→ **WHAT IS BEING ASKED**: Seek out every line containing the word "JSON", and copy each.
** BEGIN EXTRACTED ENTRIES **
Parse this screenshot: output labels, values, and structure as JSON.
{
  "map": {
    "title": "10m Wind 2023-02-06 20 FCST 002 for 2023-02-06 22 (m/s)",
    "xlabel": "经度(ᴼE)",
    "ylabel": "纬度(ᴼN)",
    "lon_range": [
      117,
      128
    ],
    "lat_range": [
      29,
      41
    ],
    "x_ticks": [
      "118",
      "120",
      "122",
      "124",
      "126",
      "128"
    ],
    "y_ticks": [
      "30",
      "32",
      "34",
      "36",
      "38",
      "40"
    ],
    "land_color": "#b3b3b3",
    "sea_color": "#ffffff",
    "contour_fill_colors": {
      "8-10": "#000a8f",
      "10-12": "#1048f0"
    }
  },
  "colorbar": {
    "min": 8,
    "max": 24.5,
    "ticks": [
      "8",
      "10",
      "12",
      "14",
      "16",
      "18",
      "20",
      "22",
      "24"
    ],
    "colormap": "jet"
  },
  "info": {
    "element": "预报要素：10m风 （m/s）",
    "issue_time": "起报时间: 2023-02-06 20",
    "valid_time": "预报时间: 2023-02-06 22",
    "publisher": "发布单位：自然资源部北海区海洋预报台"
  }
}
** END EXTRACTED ENTRIES **
** BEGIN EXTRACTED ENTRIES **
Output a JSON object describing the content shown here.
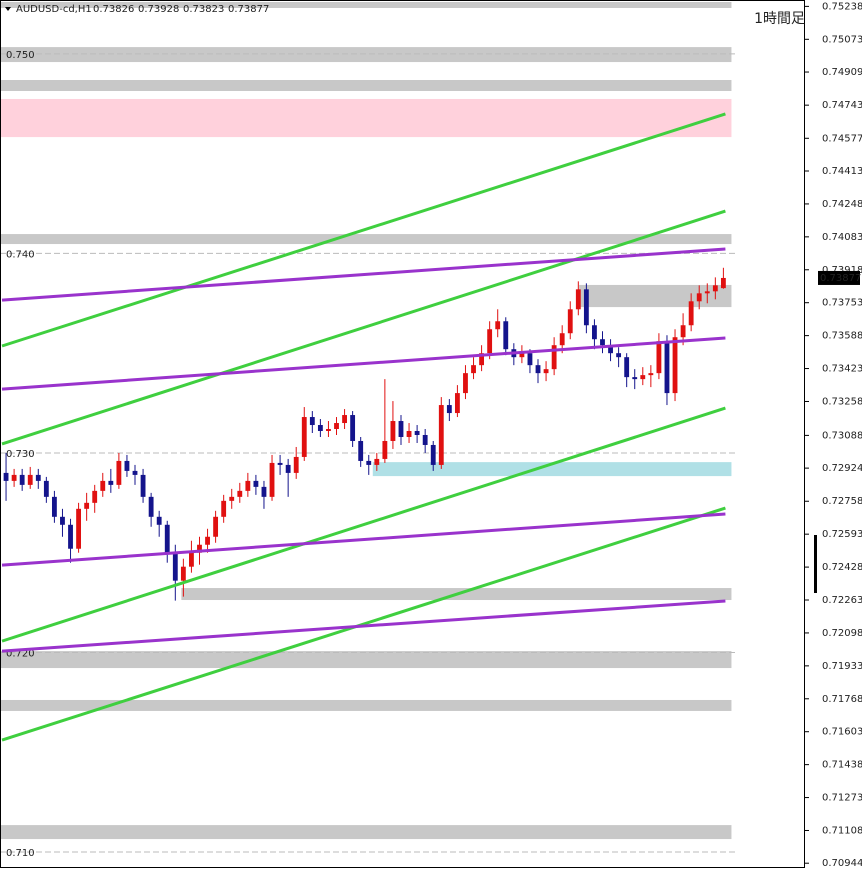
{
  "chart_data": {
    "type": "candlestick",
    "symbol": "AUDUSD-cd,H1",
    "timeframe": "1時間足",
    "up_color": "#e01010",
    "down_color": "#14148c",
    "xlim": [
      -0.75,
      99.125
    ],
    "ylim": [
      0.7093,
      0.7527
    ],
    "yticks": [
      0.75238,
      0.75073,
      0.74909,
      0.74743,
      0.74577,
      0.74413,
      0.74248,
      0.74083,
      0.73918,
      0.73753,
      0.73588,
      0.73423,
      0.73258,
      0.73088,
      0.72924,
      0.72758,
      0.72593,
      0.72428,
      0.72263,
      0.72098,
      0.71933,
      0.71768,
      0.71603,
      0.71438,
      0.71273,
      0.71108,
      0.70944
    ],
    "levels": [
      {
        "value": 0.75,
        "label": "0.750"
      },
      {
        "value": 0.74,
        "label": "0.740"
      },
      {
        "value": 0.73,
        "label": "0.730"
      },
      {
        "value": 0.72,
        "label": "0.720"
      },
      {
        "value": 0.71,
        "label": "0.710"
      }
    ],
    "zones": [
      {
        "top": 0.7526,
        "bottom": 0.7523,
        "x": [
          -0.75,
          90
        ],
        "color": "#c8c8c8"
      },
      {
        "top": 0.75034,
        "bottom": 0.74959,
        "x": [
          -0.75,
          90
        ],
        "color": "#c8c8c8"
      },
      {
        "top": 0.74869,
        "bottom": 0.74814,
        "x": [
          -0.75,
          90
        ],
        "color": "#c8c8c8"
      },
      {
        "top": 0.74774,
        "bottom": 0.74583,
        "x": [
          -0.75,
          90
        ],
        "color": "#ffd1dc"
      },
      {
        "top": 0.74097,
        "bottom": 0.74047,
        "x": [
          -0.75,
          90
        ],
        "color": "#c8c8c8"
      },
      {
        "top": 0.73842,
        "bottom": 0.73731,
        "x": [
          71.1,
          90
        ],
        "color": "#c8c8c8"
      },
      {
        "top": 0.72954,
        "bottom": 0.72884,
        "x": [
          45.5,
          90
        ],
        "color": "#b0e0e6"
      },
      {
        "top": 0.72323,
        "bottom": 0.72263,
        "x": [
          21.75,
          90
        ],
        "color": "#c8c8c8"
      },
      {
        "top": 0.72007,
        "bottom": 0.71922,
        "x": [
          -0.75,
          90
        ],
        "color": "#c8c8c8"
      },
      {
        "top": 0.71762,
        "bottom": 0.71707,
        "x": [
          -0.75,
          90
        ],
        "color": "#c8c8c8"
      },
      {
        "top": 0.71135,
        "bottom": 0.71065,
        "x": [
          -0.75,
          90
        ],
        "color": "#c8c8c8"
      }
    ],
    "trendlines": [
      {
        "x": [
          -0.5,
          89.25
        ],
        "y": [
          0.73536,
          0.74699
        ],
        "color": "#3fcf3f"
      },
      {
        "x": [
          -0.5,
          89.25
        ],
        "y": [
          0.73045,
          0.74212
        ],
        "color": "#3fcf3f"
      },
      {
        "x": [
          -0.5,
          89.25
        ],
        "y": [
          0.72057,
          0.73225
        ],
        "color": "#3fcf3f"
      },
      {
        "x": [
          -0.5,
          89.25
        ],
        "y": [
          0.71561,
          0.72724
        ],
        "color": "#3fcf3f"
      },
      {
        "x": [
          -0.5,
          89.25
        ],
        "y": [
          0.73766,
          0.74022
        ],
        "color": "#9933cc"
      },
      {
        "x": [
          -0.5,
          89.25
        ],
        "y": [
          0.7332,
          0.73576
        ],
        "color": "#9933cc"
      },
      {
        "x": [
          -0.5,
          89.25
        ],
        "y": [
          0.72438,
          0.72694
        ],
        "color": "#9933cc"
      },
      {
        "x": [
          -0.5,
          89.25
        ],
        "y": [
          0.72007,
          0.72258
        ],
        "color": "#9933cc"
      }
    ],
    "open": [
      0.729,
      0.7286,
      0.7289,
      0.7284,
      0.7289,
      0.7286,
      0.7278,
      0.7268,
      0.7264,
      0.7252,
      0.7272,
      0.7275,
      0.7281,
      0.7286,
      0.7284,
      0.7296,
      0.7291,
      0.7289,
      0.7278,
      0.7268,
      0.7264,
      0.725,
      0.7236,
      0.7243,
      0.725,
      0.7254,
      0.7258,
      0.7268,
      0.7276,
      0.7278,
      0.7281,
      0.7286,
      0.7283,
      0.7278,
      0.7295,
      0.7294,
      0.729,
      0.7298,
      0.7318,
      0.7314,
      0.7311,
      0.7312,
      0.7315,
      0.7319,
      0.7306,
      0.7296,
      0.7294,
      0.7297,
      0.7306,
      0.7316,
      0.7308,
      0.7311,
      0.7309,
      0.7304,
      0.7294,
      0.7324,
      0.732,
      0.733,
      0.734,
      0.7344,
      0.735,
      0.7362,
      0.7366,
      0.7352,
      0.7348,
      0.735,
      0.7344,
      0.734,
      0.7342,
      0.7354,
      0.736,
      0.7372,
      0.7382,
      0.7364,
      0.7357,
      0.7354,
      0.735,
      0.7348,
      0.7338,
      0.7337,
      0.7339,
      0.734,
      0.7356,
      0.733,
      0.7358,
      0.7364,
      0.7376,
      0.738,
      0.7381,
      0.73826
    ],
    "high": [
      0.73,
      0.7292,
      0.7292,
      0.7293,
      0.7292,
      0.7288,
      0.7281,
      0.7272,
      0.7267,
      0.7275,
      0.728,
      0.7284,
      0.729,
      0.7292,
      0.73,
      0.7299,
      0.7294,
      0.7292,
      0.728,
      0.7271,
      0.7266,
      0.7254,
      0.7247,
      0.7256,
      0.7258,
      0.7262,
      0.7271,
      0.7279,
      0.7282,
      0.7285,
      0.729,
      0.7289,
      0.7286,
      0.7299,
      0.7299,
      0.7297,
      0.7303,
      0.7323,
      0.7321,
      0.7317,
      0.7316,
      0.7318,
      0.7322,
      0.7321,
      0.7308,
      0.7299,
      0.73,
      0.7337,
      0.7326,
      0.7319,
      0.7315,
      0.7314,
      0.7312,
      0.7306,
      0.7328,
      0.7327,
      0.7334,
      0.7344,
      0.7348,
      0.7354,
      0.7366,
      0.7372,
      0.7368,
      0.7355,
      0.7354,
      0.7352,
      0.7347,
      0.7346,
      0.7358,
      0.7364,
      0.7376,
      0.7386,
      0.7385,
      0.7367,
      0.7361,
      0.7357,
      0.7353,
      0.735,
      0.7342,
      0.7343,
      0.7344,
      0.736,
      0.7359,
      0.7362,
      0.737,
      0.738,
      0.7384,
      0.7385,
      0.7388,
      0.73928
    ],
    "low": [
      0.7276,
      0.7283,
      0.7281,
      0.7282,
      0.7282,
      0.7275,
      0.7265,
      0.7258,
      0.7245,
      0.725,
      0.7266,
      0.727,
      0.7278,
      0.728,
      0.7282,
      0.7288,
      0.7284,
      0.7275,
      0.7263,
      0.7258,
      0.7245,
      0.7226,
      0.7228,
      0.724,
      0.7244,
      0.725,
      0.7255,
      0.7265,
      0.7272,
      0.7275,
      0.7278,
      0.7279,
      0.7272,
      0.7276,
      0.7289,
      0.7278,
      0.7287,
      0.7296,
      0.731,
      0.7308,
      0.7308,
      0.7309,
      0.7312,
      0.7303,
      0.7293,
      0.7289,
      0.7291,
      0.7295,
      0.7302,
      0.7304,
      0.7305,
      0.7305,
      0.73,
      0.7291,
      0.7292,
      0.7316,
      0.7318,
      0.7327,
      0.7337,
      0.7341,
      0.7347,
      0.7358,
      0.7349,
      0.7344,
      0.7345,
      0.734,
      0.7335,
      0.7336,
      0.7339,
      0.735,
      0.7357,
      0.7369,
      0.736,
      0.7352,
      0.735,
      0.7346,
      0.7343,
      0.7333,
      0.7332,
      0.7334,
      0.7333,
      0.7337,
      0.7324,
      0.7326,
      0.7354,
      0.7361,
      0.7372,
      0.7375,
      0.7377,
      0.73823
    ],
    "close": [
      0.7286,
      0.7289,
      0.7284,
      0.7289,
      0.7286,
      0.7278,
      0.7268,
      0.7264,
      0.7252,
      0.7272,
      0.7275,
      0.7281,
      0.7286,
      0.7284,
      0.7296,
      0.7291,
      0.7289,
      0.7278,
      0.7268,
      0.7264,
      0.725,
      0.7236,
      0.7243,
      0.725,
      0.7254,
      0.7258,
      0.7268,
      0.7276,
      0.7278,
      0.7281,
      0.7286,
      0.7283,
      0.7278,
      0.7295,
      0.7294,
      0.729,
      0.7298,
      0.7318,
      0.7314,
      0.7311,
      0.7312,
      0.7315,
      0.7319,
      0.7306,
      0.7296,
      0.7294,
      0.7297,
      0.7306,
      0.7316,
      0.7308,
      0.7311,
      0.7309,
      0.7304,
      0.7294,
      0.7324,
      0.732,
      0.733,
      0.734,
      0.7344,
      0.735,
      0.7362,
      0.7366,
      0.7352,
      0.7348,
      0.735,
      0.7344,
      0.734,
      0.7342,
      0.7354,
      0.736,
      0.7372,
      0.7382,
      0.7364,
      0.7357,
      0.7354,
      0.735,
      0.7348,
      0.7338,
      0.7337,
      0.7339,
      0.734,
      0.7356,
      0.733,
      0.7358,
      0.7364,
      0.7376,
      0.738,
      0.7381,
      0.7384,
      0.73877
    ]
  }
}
** END EXTRACTED ENTRIES **
→ **TASK ANSWER**:
Parse this screenshot: output labels, values, and structure as JSON.
Output a JSON object describing the content shown here.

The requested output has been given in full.